*SHORT TASK*
Copy the entries word for word, starting with the line that contains "Find all labels, buttons, inputs, and" and ending with the line that contains "971, 767, 1004]", both included. Leave the pictures out of your copy.

*DATA ENTRIES*
—————

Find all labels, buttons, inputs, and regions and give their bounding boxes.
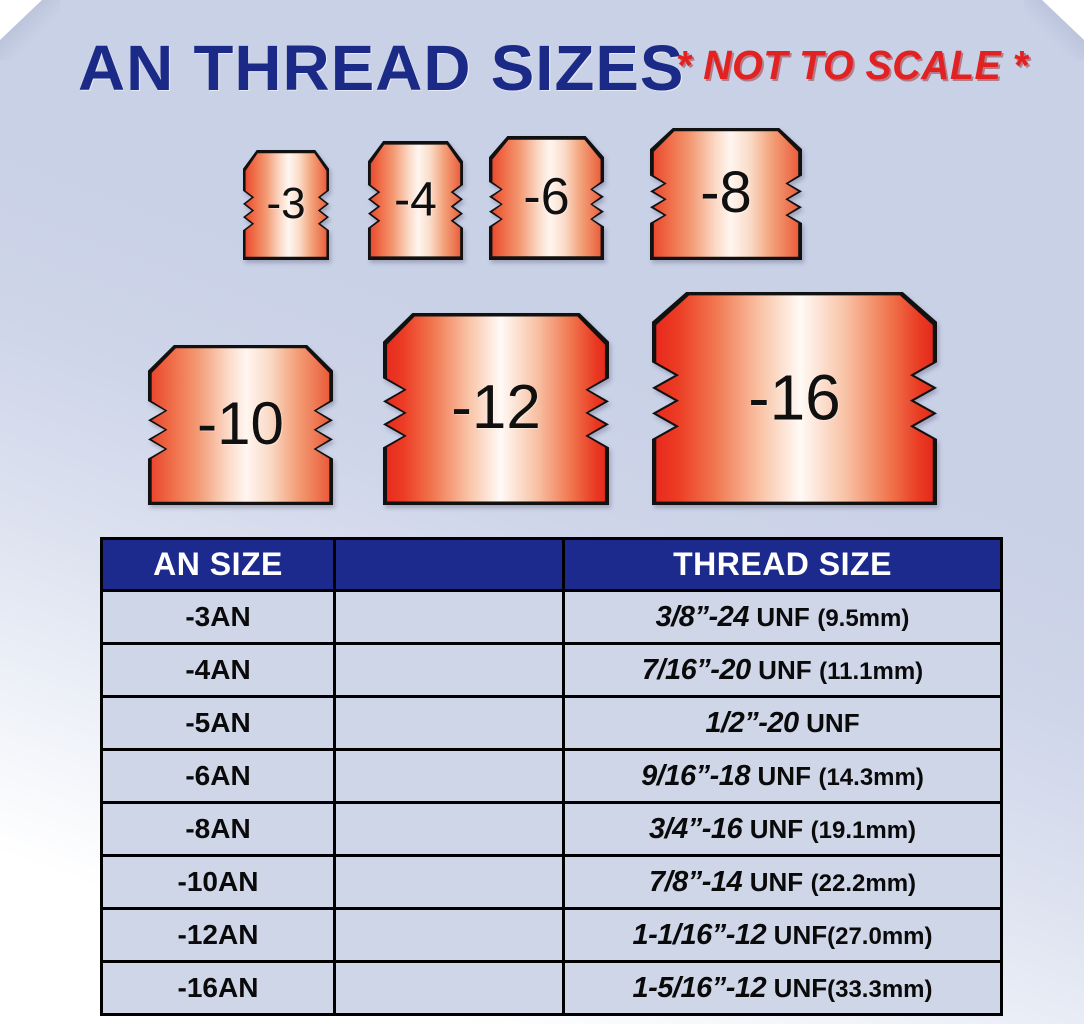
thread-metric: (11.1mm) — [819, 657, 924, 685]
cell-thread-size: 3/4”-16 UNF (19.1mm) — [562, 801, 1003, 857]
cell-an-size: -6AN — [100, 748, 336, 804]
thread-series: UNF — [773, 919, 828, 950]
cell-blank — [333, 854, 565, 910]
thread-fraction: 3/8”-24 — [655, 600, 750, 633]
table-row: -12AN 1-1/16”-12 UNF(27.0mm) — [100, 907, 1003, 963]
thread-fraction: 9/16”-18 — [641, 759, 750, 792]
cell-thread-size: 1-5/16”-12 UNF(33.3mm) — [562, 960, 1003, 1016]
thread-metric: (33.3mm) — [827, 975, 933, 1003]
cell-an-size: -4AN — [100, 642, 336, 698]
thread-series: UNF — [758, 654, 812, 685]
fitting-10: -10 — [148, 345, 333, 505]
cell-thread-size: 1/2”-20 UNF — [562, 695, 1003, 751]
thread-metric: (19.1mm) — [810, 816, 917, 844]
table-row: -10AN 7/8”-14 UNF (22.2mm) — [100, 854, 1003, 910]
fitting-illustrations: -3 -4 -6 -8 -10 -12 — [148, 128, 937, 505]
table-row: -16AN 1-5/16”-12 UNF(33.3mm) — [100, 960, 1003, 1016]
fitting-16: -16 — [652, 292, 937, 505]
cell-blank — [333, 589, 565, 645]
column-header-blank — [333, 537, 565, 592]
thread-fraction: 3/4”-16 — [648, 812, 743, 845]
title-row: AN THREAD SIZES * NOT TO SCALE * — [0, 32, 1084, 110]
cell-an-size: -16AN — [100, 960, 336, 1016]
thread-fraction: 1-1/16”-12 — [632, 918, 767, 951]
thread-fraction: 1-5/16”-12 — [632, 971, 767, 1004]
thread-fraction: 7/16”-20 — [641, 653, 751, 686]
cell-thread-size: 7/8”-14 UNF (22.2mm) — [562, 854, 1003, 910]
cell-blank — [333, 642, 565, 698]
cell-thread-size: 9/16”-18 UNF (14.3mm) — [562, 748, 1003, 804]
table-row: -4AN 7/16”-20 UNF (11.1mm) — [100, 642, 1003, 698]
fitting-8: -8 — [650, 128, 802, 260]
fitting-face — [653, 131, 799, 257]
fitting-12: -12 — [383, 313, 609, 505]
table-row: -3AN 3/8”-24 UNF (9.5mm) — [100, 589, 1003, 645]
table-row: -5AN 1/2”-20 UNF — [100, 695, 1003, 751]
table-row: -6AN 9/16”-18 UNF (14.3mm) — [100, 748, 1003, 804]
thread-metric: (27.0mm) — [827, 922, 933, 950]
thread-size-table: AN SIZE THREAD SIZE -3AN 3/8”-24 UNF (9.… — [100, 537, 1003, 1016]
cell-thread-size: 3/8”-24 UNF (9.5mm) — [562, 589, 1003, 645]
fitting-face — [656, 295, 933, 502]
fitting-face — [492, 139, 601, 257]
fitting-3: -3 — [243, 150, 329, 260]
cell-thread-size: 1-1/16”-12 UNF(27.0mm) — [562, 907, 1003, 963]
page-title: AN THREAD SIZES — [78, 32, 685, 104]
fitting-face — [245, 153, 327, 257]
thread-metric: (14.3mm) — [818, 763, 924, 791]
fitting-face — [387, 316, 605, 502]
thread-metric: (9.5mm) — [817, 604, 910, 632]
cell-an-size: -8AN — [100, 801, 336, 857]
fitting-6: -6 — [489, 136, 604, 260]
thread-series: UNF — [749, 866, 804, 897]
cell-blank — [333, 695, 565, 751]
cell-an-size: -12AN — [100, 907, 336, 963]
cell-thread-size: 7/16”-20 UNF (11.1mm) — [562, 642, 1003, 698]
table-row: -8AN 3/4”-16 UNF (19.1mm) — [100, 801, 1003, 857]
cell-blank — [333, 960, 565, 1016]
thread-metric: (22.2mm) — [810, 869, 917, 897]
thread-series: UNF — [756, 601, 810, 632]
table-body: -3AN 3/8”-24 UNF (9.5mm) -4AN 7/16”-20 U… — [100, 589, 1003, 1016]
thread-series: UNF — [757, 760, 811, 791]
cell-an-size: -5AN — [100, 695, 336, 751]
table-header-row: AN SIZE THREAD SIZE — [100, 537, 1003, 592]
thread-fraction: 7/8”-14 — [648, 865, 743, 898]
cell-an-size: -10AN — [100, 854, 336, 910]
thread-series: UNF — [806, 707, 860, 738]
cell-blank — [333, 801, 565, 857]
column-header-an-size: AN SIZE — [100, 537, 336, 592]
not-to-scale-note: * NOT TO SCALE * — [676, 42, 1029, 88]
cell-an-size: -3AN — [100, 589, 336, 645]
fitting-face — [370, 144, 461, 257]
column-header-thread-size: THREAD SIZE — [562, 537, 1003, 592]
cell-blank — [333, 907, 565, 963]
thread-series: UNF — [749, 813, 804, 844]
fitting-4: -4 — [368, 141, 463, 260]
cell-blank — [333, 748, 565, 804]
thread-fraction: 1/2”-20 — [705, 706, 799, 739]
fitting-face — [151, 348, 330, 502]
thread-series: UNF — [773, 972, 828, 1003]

—————

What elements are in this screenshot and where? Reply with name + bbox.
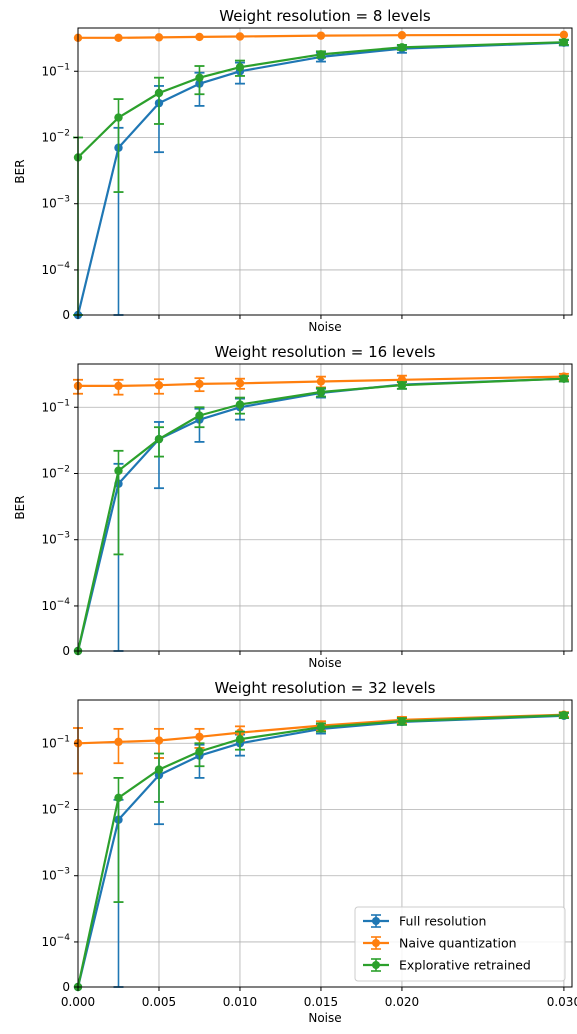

—————

*THE SOLUTION*
Find all labels, buttons, inputs, and regions and give their bounding boxes.
thread-metric: (11.1mm) — [819, 657, 924, 685]
cell-thread-size: 3/4”-16 UNF (19.1mm) — [562, 801, 1003, 857]
cell-an-size: -6AN — [100, 748, 336, 804]
thread-series: UNF — [773, 919, 828, 950]
cell-blank — [333, 854, 565, 910]
thread-fraction: 3/8”-24 — [655, 600, 750, 633]
table-row: -12AN 1-1/16”-12 UNF(27.0mm) — [100, 907, 1003, 963]
thread-fraction: 9/16”-18 — [641, 759, 750, 792]
cell-thread-size: 1-5/16”-12 UNF(33.3mm) — [562, 960, 1003, 1016]
thread-metric: (33.3mm) — [827, 975, 933, 1003]
cell-an-size: -4AN — [100, 642, 336, 698]
thread-series: UNF — [758, 654, 812, 685]
fitting-10: -10 — [148, 345, 333, 505]
cell-thread-size: 1/2”-20 UNF — [562, 695, 1003, 751]
thread-metric: (19.1mm) — [810, 816, 917, 844]
table-row: -10AN 7/8”-14 UNF (22.2mm) — [100, 854, 1003, 910]
fitting-illustrations: -3 -4 -6 -8 -10 -12 — [148, 128, 937, 505]
table-row: -16AN 1-5/16”-12 UNF(33.3mm) — [100, 960, 1003, 1016]
fitting-16: -16 — [652, 292, 937, 505]
cell-blank — [333, 589, 565, 645]
column-header-blank — [333, 537, 565, 592]
thread-fraction: 3/4”-16 — [648, 812, 743, 845]
title-row: AN THREAD SIZES * NOT TO SCALE * — [0, 32, 1084, 110]
cell-an-size: -16AN — [100, 960, 336, 1016]
thread-fraction: 1-1/16”-12 — [632, 918, 767, 951]
thread-fraction: 1-5/16”-12 — [632, 971, 767, 1004]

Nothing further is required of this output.